Given request.
Leave out the pictures and transcribe everything else exactly.

Items from a dataset:
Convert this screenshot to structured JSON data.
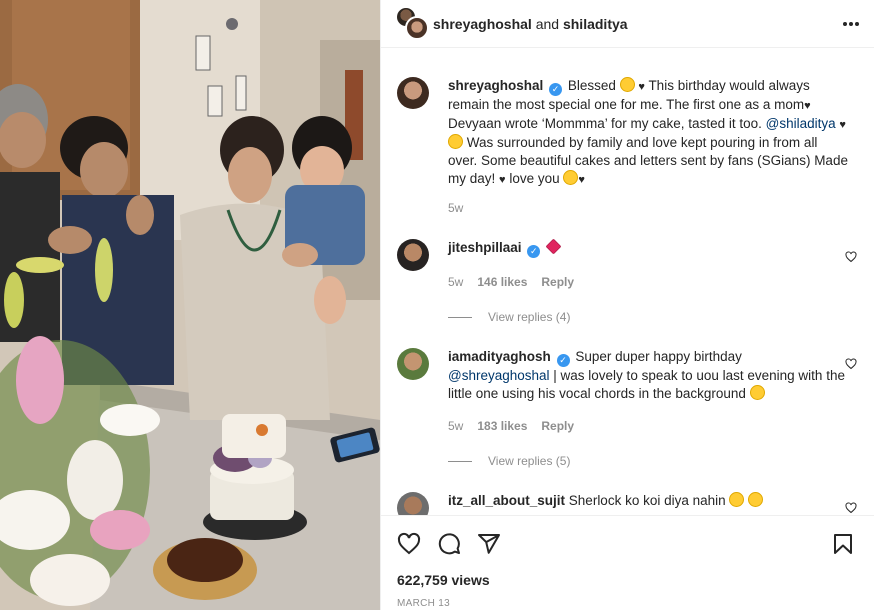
{
  "header": {
    "author": "shreyaghoshal",
    "conjunction": "and",
    "coauthor": "shiladitya"
  },
  "caption": {
    "user": "shreyaghoshal",
    "text_1": "Blessed",
    "text_2": "This birthday would always remain the most special one for me. The first one as a mom",
    "text_3": "Devyaan wrote ‘Mommma’ for my cake, tasted it too.",
    "mention": "@shiladitya",
    "text_4": "Was surrounded by family and love kept pouring in from all over. Some beautiful cakes and letters sent by fans (SGians) Made my day!",
    "text_5": "love you",
    "time": "5w"
  },
  "comments": [
    {
      "user": "jiteshpillaai",
      "time": "5w",
      "likes": "146 likes",
      "reply": "Reply",
      "view_replies": "View replies (4)"
    },
    {
      "user": "iamadityaghosh",
      "text_1": "Super duper happy birthday",
      "mention": "@shreyaghoshal",
      "text_2": "| was lovely to speak to uou last evening with the little one using his vocal chords in the background",
      "time": "5w",
      "likes": "183 likes",
      "reply": "Reply",
      "view_replies": "View replies (5)"
    },
    {
      "user": "itz_all_about_sujit",
      "text": "Sherlock ko koi diya nahin"
    }
  ],
  "stats": {
    "views": "622,759 views",
    "date": "MARCH 13"
  },
  "icons": {
    "like": "heart-icon",
    "comment": "comment-icon",
    "share": "share-icon",
    "save": "bookmark-icon",
    "more": "more-options-icon"
  },
  "colors": {
    "verified": "#3897f0",
    "mention": "#00376b",
    "muted": "#8e8e8e"
  }
}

Finished task.
Convert this screenshot to structured JSON data.
{
  "header": {
    "author": "shreyaghoshal",
    "conjunction": "and",
    "coauthor": "shiladitya"
  },
  "caption": {
    "user": "shreyaghoshal",
    "text_1": "Blessed",
    "text_2": "This birthday would always remain the most special one for me. The first one as a mom",
    "text_3": "Devyaan wrote ‘Mommma’ for my cake, tasted it too.",
    "mention": "@shiladitya",
    "text_4": "Was surrounded by family and love kept pouring in from all over. Some beautiful cakes and letters sent by fans (SGians) Made my day!",
    "text_5": "love you",
    "time": "5w"
  },
  "comments": [
    {
      "user": "jiteshpillaai",
      "time": "5w",
      "likes": "146 likes",
      "reply": "Reply",
      "view_replies": "View replies (4)"
    },
    {
      "user": "iamadityaghosh",
      "text_1": "Super duper happy birthday",
      "mention": "@shreyaghoshal",
      "text_2": "| was lovely to speak to uou last evening with the little one using his vocal chords in the background",
      "time": "5w",
      "likes": "183 likes",
      "reply": "Reply",
      "view_replies": "View replies (5)"
    },
    {
      "user": "itz_all_about_sujit",
      "text": "Sherlock ko koi diya nahin"
    }
  ],
  "stats": {
    "views": "622,759 views",
    "date": "MARCH 13"
  },
  "icons": {
    "like": "heart-icon",
    "comment": "comment-icon",
    "share": "share-icon",
    "save": "bookmark-icon",
    "more": "more-options-icon"
  },
  "colors": {
    "verified": "#3897f0",
    "mention": "#00376b",
    "muted": "#8e8e8e"
  }
}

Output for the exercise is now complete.